Dataset excerpts
[start]
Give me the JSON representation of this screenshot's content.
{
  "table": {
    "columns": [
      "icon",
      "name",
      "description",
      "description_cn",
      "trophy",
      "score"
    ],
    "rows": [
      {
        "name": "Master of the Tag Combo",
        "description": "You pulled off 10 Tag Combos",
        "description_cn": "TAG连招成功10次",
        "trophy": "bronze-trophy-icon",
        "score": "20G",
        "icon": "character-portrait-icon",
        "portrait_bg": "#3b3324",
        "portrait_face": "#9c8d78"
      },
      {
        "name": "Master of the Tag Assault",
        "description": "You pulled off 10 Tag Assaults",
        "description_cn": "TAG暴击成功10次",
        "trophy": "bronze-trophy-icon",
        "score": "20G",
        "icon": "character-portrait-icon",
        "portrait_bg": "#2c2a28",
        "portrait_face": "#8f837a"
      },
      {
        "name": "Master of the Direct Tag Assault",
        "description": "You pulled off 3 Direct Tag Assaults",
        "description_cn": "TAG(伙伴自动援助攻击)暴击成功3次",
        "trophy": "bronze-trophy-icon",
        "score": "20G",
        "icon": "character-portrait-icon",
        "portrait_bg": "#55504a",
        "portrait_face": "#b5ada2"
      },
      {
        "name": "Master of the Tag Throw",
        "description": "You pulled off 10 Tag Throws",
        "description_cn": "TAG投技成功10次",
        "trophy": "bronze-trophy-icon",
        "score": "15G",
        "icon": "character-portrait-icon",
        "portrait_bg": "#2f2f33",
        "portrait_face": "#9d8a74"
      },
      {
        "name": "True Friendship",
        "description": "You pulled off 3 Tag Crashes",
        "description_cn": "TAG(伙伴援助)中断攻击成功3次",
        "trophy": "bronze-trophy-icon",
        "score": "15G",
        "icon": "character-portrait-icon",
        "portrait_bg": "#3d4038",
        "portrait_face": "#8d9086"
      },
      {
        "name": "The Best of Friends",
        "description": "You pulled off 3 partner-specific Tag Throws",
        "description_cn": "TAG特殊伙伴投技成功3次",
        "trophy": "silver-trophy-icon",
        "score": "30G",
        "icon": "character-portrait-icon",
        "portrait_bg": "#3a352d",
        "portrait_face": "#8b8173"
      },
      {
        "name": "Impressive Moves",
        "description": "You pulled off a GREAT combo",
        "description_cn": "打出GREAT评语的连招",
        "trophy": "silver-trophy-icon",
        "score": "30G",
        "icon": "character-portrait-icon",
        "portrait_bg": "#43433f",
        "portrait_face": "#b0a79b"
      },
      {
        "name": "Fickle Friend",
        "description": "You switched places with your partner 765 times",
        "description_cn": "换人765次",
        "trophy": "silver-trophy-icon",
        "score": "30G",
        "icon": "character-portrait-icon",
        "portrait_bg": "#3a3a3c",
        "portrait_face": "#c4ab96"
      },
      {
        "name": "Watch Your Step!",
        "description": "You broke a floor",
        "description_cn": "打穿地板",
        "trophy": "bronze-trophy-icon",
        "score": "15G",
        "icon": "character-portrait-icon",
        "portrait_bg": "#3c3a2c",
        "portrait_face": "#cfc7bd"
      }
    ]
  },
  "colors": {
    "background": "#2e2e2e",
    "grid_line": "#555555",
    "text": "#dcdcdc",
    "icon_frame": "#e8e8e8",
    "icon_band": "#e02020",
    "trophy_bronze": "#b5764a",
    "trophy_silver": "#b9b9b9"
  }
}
[end]
▶ To be done:
Repeat the listing exactly, from its first line to its last.

▶ Answer to this task:
Give me the JSON representation of this screenshot's content.
{
  "table": {
    "columns": [
      "icon",
      "name",
      "description",
      "description_cn",
      "trophy",
      "score"
    ],
    "rows": [
      {
        "name": "Master of the Tag Combo",
        "description": "You pulled off 10 Tag Combos",
        "description_cn": "TAG连招成功10次",
        "trophy": "bronze-trophy-icon",
        "score": "20G",
        "icon": "character-portrait-icon",
        "portrait_bg": "#3b3324",
        "portrait_face": "#9c8d78"
      },
      {
        "name": "Master of the Tag Assault",
        "description": "You pulled off 10 Tag Assaults",
        "description_cn": "TAG暴击成功10次",
        "trophy": "bronze-trophy-icon",
        "score": "20G",
        "icon": "character-portrait-icon",
        "portrait_bg": "#2c2a28",
        "portrait_face": "#8f837a"
      },
      {
        "name": "Master of the Direct Tag Assault",
        "description": "You pulled off 3 Direct Tag Assaults",
        "description_cn": "TAG(伙伴自动援助攻击)暴击成功3次",
        "trophy": "bronze-trophy-icon",
        "score": "20G",
        "icon": "character-portrait-icon",
        "portrait_bg": "#55504a",
        "portrait_face": "#b5ada2"
      },
      {
        "name": "Master of the Tag Throw",
        "description": "You pulled off 10 Tag Throws",
        "description_cn": "TAG投技成功10次",
        "trophy": "bronze-trophy-icon",
        "score": "15G",
        "icon": "character-portrait-icon",
        "portrait_bg": "#2f2f33",
        "portrait_face": "#9d8a74"
      },
      {
        "name": "True Friendship",
        "description": "You pulled off 3 Tag Crashes",
        "description_cn": "TAG(伙伴援助)中断攻击成功3次",
        "trophy": "bronze-trophy-icon",
        "score": "15G",
        "icon": "character-portrait-icon",
        "portrait_bg": "#3d4038",
        "portrait_face": "#8d9086"
      },
      {
        "name": "The Best of Friends",
        "description": "You pulled off 3 partner-specific Tag Throws",
        "description_cn": "TAG特殊伙伴投技成功3次",
        "trophy": "silver-trophy-icon",
        "score": "30G",
        "icon": "character-portrait-icon",
        "portrait_bg": "#3a352d",
        "portrait_face": "#8b8173"
      },
      {
        "name": "Impressive Moves",
        "description": "You pulled off a GREAT combo",
        "description_cn": "打出GREAT评语的连招",
        "trophy": "silver-trophy-icon",
        "score": "30G",
        "icon": "character-portrait-icon",
        "portrait_bg": "#43433f",
        "portrait_face": "#b0a79b"
      },
      {
        "name": "Fickle Friend",
        "description": "You switched places with your partner 765 times",
        "description_cn": "换人765次",
        "trophy": "silver-trophy-icon",
        "score": "30G",
        "icon": "character-portrait-icon",
        "portrait_bg": "#3a3a3c",
        "portrait_face": "#c4ab96"
      },
      {
        "name": "Watch Your Step!",
        "description": "You broke a floor",
        "description_cn": "打穿地板",
        "trophy": "bronze-trophy-icon",
        "score": "15G",
        "icon": "character-portrait-icon",
        "portrait_bg": "#3c3a2c",
        "portrait_face": "#cfc7bd"
      }
    ]
  },
  "colors": {
    "background": "#2e2e2e",
    "grid_line": "#555555",
    "text": "#dcdcdc",
    "icon_frame": "#e8e8e8",
    "icon_band": "#e02020",
    "trophy_bronze": "#b5764a",
    "trophy_silver": "#b9b9b9"
  }
}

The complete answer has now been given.